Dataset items
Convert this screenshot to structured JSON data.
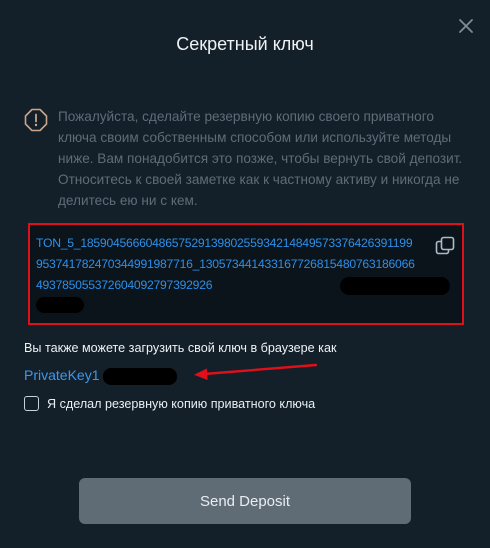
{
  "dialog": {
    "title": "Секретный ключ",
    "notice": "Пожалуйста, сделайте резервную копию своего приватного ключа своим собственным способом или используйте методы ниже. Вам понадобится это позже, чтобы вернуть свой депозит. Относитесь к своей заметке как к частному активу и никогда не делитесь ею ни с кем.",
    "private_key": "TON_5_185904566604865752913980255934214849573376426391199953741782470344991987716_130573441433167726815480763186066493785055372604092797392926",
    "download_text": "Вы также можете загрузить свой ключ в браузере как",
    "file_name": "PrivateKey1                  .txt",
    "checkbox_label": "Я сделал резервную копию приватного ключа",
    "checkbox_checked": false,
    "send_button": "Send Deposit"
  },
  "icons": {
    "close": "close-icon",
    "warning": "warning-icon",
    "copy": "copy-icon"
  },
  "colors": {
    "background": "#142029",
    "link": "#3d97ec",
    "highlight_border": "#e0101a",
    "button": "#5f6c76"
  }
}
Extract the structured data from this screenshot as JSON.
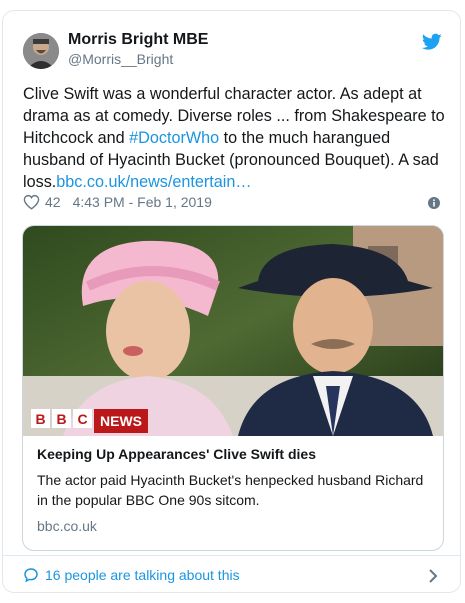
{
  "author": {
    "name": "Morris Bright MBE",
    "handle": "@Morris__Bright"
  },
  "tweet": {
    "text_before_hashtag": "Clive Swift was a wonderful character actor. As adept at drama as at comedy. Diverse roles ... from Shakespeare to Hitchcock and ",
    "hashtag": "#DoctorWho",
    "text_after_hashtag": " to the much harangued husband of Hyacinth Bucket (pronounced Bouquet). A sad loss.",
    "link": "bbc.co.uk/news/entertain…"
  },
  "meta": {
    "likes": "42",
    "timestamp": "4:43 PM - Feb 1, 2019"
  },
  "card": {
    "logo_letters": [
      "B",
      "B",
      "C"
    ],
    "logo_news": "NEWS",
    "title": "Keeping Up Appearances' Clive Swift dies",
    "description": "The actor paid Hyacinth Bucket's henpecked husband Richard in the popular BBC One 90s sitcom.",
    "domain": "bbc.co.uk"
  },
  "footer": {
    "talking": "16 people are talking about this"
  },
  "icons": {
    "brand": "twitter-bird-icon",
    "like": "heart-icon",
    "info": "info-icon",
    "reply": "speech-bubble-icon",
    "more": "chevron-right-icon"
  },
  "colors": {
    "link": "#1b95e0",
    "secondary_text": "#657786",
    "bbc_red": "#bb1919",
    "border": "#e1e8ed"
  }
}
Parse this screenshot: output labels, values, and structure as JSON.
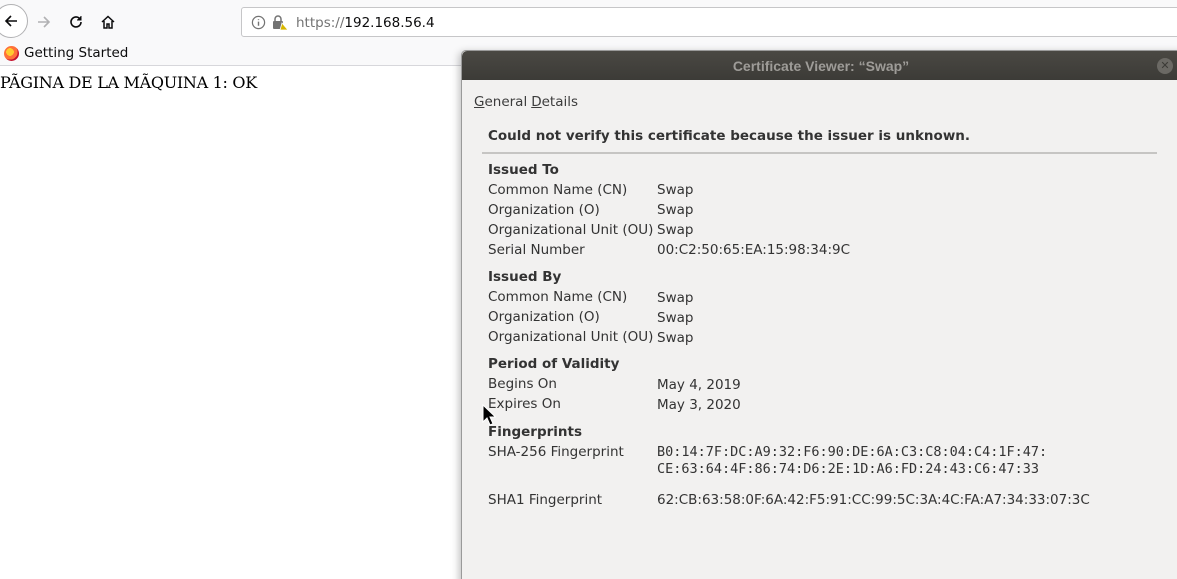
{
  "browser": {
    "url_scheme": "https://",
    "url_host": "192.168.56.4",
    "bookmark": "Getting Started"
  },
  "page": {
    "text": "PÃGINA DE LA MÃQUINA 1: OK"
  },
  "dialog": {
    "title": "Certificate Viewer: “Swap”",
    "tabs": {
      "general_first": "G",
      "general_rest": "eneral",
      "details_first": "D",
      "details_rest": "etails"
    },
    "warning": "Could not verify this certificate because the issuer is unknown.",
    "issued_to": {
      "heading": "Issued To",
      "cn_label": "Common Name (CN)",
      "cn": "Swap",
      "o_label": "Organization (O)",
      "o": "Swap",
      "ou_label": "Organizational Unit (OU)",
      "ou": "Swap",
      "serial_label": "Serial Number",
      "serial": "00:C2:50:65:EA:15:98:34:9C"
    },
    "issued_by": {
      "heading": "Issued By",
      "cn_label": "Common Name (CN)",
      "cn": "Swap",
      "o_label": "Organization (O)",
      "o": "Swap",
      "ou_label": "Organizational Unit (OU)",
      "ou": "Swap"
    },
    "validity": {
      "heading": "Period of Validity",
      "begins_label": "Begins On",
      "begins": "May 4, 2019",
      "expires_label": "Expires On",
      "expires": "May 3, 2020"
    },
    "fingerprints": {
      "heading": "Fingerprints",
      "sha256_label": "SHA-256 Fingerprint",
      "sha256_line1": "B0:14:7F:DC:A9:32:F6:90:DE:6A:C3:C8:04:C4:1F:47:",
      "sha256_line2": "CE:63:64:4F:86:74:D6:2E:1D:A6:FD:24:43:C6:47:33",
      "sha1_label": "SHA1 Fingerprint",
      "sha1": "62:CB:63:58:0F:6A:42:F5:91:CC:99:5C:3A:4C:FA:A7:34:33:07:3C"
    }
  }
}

Requirement:
Examine the records and pull out every line where the string "actor" occurs.

Finished exercise:
    "text_before_hashtag": "Clive Swift was a wonderful character actor. As adept at drama as at comedy. Diverse roles ... from Shakespeare to Hitchcock and ",
    "description": "The actor paid Hyacinth Bucket's henpecked husband Richard in the popular BBC One 90s sitcom.",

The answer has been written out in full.